## Data extract
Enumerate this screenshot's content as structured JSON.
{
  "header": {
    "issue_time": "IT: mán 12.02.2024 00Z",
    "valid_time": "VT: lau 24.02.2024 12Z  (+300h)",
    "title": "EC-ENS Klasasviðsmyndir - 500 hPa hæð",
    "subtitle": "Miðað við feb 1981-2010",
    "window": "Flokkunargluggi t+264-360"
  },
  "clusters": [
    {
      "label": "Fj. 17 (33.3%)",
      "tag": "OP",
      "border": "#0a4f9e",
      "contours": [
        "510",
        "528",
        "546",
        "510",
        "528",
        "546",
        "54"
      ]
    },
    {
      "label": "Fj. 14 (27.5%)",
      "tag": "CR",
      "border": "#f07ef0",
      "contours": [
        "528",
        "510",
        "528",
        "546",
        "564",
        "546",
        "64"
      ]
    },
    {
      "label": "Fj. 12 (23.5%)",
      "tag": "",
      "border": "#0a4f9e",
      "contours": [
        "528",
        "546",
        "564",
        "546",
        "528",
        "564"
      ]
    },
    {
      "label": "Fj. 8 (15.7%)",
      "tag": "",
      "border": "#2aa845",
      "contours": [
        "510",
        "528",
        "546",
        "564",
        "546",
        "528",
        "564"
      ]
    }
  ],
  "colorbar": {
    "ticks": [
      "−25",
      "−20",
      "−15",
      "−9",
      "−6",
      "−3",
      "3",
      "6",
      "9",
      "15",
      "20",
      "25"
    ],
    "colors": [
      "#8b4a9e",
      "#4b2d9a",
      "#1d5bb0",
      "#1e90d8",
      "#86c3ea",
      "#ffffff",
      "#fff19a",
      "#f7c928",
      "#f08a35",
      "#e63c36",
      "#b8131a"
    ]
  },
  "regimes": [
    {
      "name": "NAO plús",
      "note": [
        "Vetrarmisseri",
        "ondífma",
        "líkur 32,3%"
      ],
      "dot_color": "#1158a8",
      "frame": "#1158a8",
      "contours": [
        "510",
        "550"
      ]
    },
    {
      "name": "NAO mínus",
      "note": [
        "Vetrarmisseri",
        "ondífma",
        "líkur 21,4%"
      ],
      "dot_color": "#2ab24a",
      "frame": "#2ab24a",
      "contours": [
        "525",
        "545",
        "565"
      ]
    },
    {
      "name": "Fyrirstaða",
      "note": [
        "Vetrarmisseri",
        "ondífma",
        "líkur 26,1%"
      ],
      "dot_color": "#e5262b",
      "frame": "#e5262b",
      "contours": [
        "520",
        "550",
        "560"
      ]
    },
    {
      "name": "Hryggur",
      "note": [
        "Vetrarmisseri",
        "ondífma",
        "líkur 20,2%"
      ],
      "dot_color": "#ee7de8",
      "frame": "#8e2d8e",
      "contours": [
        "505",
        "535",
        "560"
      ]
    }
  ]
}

## The task
Show every line above in which the word "label" occurs.

## Finished answer
      "label": "Fj. 17 (33.3%)",
      "label": "Fj. 14 (27.5%)",
      "label": "Fj. 12 (23.5%)",
      "label": "Fj. 8 (15.7%)",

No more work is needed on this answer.